__Data entries for graphics__
————

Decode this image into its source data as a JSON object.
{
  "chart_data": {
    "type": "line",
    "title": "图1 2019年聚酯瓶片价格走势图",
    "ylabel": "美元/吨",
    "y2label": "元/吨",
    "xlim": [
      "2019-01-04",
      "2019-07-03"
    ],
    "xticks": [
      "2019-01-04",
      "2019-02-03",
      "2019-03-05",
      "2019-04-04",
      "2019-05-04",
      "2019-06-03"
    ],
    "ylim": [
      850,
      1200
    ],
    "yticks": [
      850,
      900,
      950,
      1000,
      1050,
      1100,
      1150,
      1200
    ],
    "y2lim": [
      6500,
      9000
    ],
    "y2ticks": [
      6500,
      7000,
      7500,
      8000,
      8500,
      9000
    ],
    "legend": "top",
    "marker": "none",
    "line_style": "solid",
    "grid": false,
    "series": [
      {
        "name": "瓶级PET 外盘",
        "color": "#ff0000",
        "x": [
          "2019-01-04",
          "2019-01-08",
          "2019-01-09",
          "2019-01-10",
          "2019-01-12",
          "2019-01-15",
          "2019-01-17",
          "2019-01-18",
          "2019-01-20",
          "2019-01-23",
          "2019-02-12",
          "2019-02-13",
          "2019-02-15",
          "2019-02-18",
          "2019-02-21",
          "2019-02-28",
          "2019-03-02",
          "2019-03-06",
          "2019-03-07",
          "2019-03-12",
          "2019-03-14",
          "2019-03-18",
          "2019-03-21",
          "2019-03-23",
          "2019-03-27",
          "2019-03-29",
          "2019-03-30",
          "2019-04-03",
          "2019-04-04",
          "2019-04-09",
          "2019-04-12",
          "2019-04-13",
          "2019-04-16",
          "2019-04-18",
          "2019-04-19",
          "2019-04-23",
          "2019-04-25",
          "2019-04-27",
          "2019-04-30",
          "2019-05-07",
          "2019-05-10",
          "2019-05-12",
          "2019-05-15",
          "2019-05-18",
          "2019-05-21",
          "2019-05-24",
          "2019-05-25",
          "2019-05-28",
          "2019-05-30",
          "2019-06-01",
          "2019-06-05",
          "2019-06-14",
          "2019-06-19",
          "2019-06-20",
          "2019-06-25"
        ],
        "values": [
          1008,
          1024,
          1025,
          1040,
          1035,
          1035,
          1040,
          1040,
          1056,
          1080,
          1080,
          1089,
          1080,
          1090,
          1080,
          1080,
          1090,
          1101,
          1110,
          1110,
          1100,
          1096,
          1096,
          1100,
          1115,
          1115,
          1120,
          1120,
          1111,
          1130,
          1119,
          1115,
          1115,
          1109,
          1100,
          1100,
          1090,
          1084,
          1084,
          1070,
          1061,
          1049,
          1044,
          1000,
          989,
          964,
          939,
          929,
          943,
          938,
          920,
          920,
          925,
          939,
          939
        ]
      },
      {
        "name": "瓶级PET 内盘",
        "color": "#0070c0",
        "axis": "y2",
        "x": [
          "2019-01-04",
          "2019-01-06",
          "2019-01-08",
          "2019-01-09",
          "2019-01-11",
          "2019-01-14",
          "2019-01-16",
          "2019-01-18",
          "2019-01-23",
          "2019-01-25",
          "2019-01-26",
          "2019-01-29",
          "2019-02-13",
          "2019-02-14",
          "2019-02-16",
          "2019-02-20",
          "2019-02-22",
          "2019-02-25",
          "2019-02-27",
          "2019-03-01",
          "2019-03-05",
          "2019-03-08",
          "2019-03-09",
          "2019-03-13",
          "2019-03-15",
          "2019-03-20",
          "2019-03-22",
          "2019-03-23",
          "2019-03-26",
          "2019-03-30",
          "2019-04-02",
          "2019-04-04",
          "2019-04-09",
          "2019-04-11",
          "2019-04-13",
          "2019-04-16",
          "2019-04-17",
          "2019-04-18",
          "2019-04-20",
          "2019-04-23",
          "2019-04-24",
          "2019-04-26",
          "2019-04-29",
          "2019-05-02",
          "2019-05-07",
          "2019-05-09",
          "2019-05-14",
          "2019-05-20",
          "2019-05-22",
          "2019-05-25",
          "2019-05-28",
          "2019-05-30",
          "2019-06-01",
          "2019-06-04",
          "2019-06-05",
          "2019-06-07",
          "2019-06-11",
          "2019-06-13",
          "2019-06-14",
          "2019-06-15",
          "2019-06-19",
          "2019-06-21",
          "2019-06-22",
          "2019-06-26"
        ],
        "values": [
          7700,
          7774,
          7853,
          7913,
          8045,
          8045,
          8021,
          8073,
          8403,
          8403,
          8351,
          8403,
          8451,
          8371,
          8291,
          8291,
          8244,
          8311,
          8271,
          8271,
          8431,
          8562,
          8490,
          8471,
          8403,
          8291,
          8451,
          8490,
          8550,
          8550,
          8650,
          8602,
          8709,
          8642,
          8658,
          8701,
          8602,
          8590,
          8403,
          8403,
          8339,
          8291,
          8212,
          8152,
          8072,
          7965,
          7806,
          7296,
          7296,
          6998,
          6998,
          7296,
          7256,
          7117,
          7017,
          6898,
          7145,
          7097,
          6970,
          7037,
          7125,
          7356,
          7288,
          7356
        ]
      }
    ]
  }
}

————

__TASK INSTRUCTIONS__
Exactly as written above, please repeat the entries.

__SOLUTION BELOW__
Decode this image into its source data as a JSON object.
{
  "chart_data": {
    "type": "line",
    "title": "图1 2019年聚酯瓶片价格走势图",
    "ylabel": "美元/吨",
    "y2label": "元/吨",
    "xlim": [
      "2019-01-04",
      "2019-07-03"
    ],
    "xticks": [
      "2019-01-04",
      "2019-02-03",
      "2019-03-05",
      "2019-04-04",
      "2019-05-04",
      "2019-06-03"
    ],
    "ylim": [
      850,
      1200
    ],
    "yticks": [
      850,
      900,
      950,
      1000,
      1050,
      1100,
      1150,
      1200
    ],
    "y2lim": [
      6500,
      9000
    ],
    "y2ticks": [
      6500,
      7000,
      7500,
      8000,
      8500,
      9000
    ],
    "legend": "top",
    "marker": "none",
    "line_style": "solid",
    "grid": false,
    "series": [
      {
        "name": "瓶级PET 外盘",
        "color": "#ff0000",
        "x": [
          "2019-01-04",
          "2019-01-08",
          "2019-01-09",
          "2019-01-10",
          "2019-01-12",
          "2019-01-15",
          "2019-01-17",
          "2019-01-18",
          "2019-01-20",
          "2019-01-23",
          "2019-02-12",
          "2019-02-13",
          "2019-02-15",
          "2019-02-18",
          "2019-02-21",
          "2019-02-28",
          "2019-03-02",
          "2019-03-06",
          "2019-03-07",
          "2019-03-12",
          "2019-03-14",
          "2019-03-18",
          "2019-03-21",
          "2019-03-23",
          "2019-03-27",
          "2019-03-29",
          "2019-03-30",
          "2019-04-03",
          "2019-04-04",
          "2019-04-09",
          "2019-04-12",
          "2019-04-13",
          "2019-04-16",
          "2019-04-18",
          "2019-04-19",
          "2019-04-23",
          "2019-04-25",
          "2019-04-27",
          "2019-04-30",
          "2019-05-07",
          "2019-05-10",
          "2019-05-12",
          "2019-05-15",
          "2019-05-18",
          "2019-05-21",
          "2019-05-24",
          "2019-05-25",
          "2019-05-28",
          "2019-05-30",
          "2019-06-01",
          "2019-06-05",
          "2019-06-14",
          "2019-06-19",
          "2019-06-20",
          "2019-06-25"
        ],
        "values": [
          1008,
          1024,
          1025,
          1040,
          1035,
          1035,
          1040,
          1040,
          1056,
          1080,
          1080,
          1089,
          1080,
          1090,
          1080,
          1080,
          1090,
          1101,
          1110,
          1110,
          1100,
          1096,
          1096,
          1100,
          1115,
          1115,
          1120,
          1120,
          1111,
          1130,
          1119,
          1115,
          1115,
          1109,
          1100,
          1100,
          1090,
          1084,
          1084,
          1070,
          1061,
          1049,
          1044,
          1000,
          989,
          964,
          939,
          929,
          943,
          938,
          920,
          920,
          925,
          939,
          939
        ]
      },
      {
        "name": "瓶级PET 内盘",
        "color": "#0070c0",
        "axis": "y2",
        "x": [
          "2019-01-04",
          "2019-01-06",
          "2019-01-08",
          "2019-01-09",
          "2019-01-11",
          "2019-01-14",
          "2019-01-16",
          "2019-01-18",
          "2019-01-23",
          "2019-01-25",
          "2019-01-26",
          "2019-01-29",
          "2019-02-13",
          "2019-02-14",
          "2019-02-16",
          "2019-02-20",
          "2019-02-22",
          "2019-02-25",
          "2019-02-27",
          "2019-03-01",
          "2019-03-05",
          "2019-03-08",
          "2019-03-09",
          "2019-03-13",
          "2019-03-15",
          "2019-03-20",
          "2019-03-22",
          "2019-03-23",
          "2019-03-26",
          "2019-03-30",
          "2019-04-02",
          "2019-04-04",
          "2019-04-09",
          "2019-04-11",
          "2019-04-13",
          "2019-04-16",
          "2019-04-17",
          "2019-04-18",
          "2019-04-20",
          "2019-04-23",
          "2019-04-24",
          "2019-04-26",
          "2019-04-29",
          "2019-05-02",
          "2019-05-07",
          "2019-05-09",
          "2019-05-14",
          "2019-05-20",
          "2019-05-22",
          "2019-05-25",
          "2019-05-28",
          "2019-05-30",
          "2019-06-01",
          "2019-06-04",
          "2019-06-05",
          "2019-06-07",
          "2019-06-11",
          "2019-06-13",
          "2019-06-14",
          "2019-06-15",
          "2019-06-19",
          "2019-06-21",
          "2019-06-22",
          "2019-06-26"
        ],
        "values": [
          7700,
          7774,
          7853,
          7913,
          8045,
          8045,
          8021,
          8073,
          8403,
          8403,
          8351,
          8403,
          8451,
          8371,
          8291,
          8291,
          8244,
          8311,
          8271,
          8271,
          8431,
          8562,
          8490,
          8471,
          8403,
          8291,
          8451,
          8490,
          8550,
          8550,
          8650,
          8602,
          8709,
          8642,
          8658,
          8701,
          8602,
          8590,
          8403,
          8403,
          8339,
          8291,
          8212,
          8152,
          8072,
          7965,
          7806,
          7296,
          7296,
          6998,
          6998,
          7296,
          7256,
          7117,
          7017,
          6898,
          7145,
          7097,
          6970,
          7037,
          7125,
          7356,
          7288,
          7356
        ]
      }
    ]
  }
}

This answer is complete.